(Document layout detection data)
---+---
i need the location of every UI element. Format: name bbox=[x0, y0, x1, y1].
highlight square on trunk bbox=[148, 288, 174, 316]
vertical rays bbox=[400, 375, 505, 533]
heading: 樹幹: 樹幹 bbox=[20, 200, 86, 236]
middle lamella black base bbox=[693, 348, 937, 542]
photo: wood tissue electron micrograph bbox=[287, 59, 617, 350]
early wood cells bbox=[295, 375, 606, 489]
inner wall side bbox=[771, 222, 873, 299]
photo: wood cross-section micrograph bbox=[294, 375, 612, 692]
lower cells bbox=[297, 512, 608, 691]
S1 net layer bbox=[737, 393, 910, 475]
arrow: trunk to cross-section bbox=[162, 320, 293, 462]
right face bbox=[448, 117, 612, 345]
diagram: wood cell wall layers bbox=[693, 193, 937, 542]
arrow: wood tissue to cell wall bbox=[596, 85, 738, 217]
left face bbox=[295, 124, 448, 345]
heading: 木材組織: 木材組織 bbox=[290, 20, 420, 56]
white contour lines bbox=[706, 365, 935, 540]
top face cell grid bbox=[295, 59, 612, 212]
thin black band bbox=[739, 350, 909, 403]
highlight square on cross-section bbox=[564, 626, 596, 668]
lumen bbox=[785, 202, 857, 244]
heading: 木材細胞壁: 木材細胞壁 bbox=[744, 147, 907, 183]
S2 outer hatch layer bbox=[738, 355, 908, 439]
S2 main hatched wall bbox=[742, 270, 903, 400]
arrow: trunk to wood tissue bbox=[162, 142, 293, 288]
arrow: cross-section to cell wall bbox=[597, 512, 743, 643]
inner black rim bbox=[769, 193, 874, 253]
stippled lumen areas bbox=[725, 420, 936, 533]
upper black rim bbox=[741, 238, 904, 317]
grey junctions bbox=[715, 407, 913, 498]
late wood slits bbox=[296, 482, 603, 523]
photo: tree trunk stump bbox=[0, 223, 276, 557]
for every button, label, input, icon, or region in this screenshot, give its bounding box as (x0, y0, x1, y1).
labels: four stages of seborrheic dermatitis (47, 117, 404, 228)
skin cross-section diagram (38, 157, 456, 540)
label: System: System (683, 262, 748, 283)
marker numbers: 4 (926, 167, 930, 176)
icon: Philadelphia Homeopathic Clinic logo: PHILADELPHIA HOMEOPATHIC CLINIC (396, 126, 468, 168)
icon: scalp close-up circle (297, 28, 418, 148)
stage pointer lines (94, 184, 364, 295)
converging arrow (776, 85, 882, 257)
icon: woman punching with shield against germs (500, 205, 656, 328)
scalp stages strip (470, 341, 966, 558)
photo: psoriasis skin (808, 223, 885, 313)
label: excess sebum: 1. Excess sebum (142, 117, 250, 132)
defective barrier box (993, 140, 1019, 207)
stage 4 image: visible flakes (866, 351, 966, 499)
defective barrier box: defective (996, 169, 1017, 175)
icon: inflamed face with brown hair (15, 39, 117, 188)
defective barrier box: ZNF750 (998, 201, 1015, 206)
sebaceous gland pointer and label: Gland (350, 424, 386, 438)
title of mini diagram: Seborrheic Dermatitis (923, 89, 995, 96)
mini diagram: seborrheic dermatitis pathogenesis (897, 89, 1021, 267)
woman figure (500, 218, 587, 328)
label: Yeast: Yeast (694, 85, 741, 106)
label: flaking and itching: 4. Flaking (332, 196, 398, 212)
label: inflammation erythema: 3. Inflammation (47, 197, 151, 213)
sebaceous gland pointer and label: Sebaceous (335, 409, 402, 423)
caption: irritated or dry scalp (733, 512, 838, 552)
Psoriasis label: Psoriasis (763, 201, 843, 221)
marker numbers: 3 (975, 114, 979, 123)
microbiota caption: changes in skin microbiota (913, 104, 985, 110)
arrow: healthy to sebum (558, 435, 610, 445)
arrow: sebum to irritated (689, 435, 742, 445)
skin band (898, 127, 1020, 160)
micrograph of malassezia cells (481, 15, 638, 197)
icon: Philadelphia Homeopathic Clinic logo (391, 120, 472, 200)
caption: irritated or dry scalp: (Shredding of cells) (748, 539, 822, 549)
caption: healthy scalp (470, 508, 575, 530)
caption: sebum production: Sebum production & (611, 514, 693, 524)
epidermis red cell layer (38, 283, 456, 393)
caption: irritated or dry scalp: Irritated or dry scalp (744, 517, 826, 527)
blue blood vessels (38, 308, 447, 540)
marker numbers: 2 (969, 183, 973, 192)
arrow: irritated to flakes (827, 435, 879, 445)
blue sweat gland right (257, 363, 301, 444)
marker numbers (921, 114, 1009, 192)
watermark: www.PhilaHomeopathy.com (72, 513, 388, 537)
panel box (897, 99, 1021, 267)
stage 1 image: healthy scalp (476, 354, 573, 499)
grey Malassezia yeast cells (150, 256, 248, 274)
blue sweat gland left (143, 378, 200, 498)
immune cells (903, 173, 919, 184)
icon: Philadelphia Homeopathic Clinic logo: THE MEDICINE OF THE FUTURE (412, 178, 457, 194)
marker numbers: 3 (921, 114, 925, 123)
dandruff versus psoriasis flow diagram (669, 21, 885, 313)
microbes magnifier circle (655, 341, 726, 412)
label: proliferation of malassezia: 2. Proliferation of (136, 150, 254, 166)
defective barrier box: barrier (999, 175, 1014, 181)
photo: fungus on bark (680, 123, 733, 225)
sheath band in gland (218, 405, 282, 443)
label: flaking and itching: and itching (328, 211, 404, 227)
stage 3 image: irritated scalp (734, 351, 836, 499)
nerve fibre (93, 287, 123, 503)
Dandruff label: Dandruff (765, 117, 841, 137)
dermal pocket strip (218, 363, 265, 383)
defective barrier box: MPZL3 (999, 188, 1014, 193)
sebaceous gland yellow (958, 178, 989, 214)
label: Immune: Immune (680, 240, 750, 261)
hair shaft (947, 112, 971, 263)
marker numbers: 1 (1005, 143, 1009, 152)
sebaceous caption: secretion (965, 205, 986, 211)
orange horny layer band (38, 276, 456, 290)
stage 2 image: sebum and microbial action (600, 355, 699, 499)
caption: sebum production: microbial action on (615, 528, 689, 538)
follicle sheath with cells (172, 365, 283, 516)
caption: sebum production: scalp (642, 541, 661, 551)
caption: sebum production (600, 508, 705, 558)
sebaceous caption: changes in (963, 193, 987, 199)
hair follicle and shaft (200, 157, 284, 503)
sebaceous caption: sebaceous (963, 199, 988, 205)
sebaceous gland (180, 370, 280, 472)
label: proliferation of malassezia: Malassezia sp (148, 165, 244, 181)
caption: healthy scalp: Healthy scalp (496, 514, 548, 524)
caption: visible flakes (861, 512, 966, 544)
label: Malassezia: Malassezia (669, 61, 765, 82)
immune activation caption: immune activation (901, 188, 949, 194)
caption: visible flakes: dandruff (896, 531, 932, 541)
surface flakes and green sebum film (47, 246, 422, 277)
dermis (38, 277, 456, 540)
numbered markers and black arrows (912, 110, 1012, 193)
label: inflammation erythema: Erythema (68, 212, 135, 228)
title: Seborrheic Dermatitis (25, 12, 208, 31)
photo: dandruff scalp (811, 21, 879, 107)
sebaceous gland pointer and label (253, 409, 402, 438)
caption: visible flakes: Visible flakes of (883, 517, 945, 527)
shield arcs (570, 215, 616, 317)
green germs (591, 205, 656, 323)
---+---
Retype the data precisely.

◆ **SOLVED EXERCISE**
i need the location of every UI element. Format: name bbox=[x0, y0, x1, y1].
highlight square on trunk bbox=[148, 288, 174, 316]
vertical rays bbox=[400, 375, 505, 533]
heading: 樹幹: 樹幹 bbox=[20, 200, 86, 236]
middle lamella black base bbox=[693, 348, 937, 542]
photo: wood tissue electron micrograph bbox=[287, 59, 617, 350]
early wood cells bbox=[295, 375, 606, 489]
inner wall side bbox=[771, 222, 873, 299]
photo: wood cross-section micrograph bbox=[294, 375, 612, 692]
lower cells bbox=[297, 512, 608, 691]
S1 net layer bbox=[737, 393, 910, 475]
arrow: trunk to cross-section bbox=[162, 320, 293, 462]
right face bbox=[448, 117, 612, 345]
diagram: wood cell wall layers bbox=[693, 193, 937, 542]
arrow: wood tissue to cell wall bbox=[596, 85, 738, 217]
left face bbox=[295, 124, 448, 345]
heading: 木材組織: 木材組織 bbox=[290, 20, 420, 56]
white contour lines bbox=[706, 365, 935, 540]
top face cell grid bbox=[295, 59, 612, 212]
thin black band bbox=[739, 350, 909, 403]
highlight square on cross-section bbox=[564, 626, 596, 668]
lumen bbox=[785, 202, 857, 244]
heading: 木材細胞壁: 木材細胞壁 bbox=[744, 147, 907, 183]
S2 outer hatch layer bbox=[738, 355, 908, 439]
S2 main hatched wall bbox=[742, 270, 903, 400]
arrow: trunk to wood tissue bbox=[162, 142, 293, 288]
arrow: cross-section to cell wall bbox=[597, 512, 743, 643]
inner black rim bbox=[769, 193, 874, 253]
stippled lumen areas bbox=[725, 420, 936, 533]
upper black rim bbox=[741, 238, 904, 317]
grey junctions bbox=[715, 407, 913, 498]
late wood slits bbox=[296, 482, 603, 523]
photo: tree trunk stump bbox=[0, 223, 276, 557]
for every button, label, input, icon, or region in this screenshot, give its bounding box as (x0, y0, x1, y1).
labels: four stages of seborrheic dermatitis (47, 117, 404, 228)
skin cross-section diagram (38, 157, 456, 540)
label: System: System (683, 262, 748, 283)
marker numbers: 4 (926, 167, 930, 176)
icon: Philadelphia Homeopathic Clinic logo: PHILADELPHIA HOMEOPATHIC CLINIC (396, 126, 468, 168)
icon: scalp close-up circle (297, 28, 418, 148)
stage pointer lines (94, 184, 364, 295)
converging arrow (776, 85, 882, 257)
icon: woman punching with shield against germs (500, 205, 656, 328)
scalp stages strip (470, 341, 966, 558)
photo: psoriasis skin (808, 223, 885, 313)
label: excess sebum: 1. Excess sebum (142, 117, 250, 132)
defective barrier box (993, 140, 1019, 207)
stage 4 image: visible flakes (866, 351, 966, 499)
defective barrier box: defective (996, 169, 1017, 175)
icon: inflamed face with brown hair (15, 39, 117, 188)
defective barrier box: ZNF750 (998, 201, 1015, 206)
sebaceous gland pointer and label: Gland (350, 424, 386, 438)
title of mini diagram: Seborrheic Dermatitis (923, 89, 995, 96)
mini diagram: seborrheic dermatitis pathogenesis (897, 89, 1021, 267)
woman figure (500, 218, 587, 328)
label: Yeast: Yeast (694, 85, 741, 106)
label: flaking and itching: 4. Flaking (332, 196, 398, 212)
label: inflammation erythema: 3. Inflammation (47, 197, 151, 213)
sebaceous gland pointer and label: Sebaceous (335, 409, 402, 423)
caption: irritated or dry scalp (733, 512, 838, 552)
Psoriasis label: Psoriasis (763, 201, 843, 221)
marker numbers: 3 (975, 114, 979, 123)
microbiota caption: changes in skin microbiota (913, 104, 985, 110)
arrow: healthy to sebum (558, 435, 610, 445)
arrow: sebum to irritated (689, 435, 742, 445)
skin band (898, 127, 1020, 160)
micrograph of malassezia cells (481, 15, 638, 197)
icon: Philadelphia Homeopathic Clinic logo (391, 120, 472, 200)
caption: irritated or dry scalp: (Shredding of cells) (748, 539, 822, 549)
caption: healthy scalp (470, 508, 575, 530)
caption: sebum production: Sebum production & (611, 514, 693, 524)
epidermis red cell layer (38, 283, 456, 393)
caption: irritated or dry scalp: Irritated or dry scalp (744, 517, 826, 527)
blue blood vessels (38, 308, 447, 540)
marker numbers: 2 (969, 183, 973, 192)
arrow: irritated to flakes (827, 435, 879, 445)
blue sweat gland right (257, 363, 301, 444)
marker numbers (921, 114, 1009, 192)
watermark: www.PhilaHomeopathy.com (72, 513, 388, 537)
panel box (897, 99, 1021, 267)
stage 1 image: healthy scalp (476, 354, 573, 499)
grey Malassezia yeast cells (150, 256, 248, 274)
blue sweat gland left (143, 378, 200, 498)
immune cells (903, 173, 919, 184)
icon: Philadelphia Homeopathic Clinic logo: THE MEDICINE OF THE FUTURE (412, 178, 457, 194)
marker numbers: 3 (921, 114, 925, 123)
dandruff versus psoriasis flow diagram (669, 21, 885, 313)
microbes magnifier circle (655, 341, 726, 412)
label: proliferation of malassezia: 2. Proliferation of (136, 150, 254, 166)
defective barrier box: barrier (999, 175, 1014, 181)
photo: fungus on bark (680, 123, 733, 225)
sheath band in gland (218, 405, 282, 443)
label: flaking and itching: and itching (328, 211, 404, 227)
stage 3 image: irritated scalp (734, 351, 836, 499)
nerve fibre (93, 287, 123, 503)
Dandruff label: Dandruff (765, 117, 841, 137)
dermal pocket strip (218, 363, 265, 383)
defective barrier box: MPZL3 (999, 188, 1014, 193)
sebaceous gland yellow (958, 178, 989, 214)
label: Immune: Immune (680, 240, 750, 261)
hair shaft (947, 112, 971, 263)
marker numbers: 1 (1005, 143, 1009, 152)
sebaceous caption: secretion (965, 205, 986, 211)
orange horny layer band (38, 276, 456, 290)
stage 2 image: sebum and microbial action (600, 355, 699, 499)
caption: sebum production: microbial action on (615, 528, 689, 538)
follicle sheath with cells (172, 365, 283, 516)
caption: sebum production: scalp (642, 541, 661, 551)
caption: sebum production (600, 508, 705, 558)
sebaceous caption: changes in (963, 193, 987, 199)
hair follicle and shaft (200, 157, 284, 503)
sebaceous caption: sebaceous (963, 199, 988, 205)
sebaceous gland (180, 370, 280, 472)
label: proliferation of malassezia: Malassezia sp (148, 165, 244, 181)
caption: healthy scalp: Healthy scalp (496, 514, 548, 524)
caption: visible flakes (861, 512, 966, 544)
label: Malassezia: Malassezia (669, 61, 765, 82)
immune activation caption: immune activation (901, 188, 949, 194)
caption: visible flakes: dandruff (896, 531, 932, 541)
surface flakes and green sebum film (47, 246, 422, 277)
dermis (38, 277, 456, 540)
numbered markers and black arrows (912, 110, 1012, 193)
label: inflammation erythema: Erythema (68, 212, 135, 228)
title: Seborrheic Dermatitis (25, 12, 208, 31)
photo: dandruff scalp (811, 21, 879, 107)
sebaceous gland pointer and label (253, 409, 402, 438)
caption: visible flakes: Visible flakes of (883, 517, 945, 527)
shield arcs (570, 215, 616, 317)
green germs (591, 205, 656, 323)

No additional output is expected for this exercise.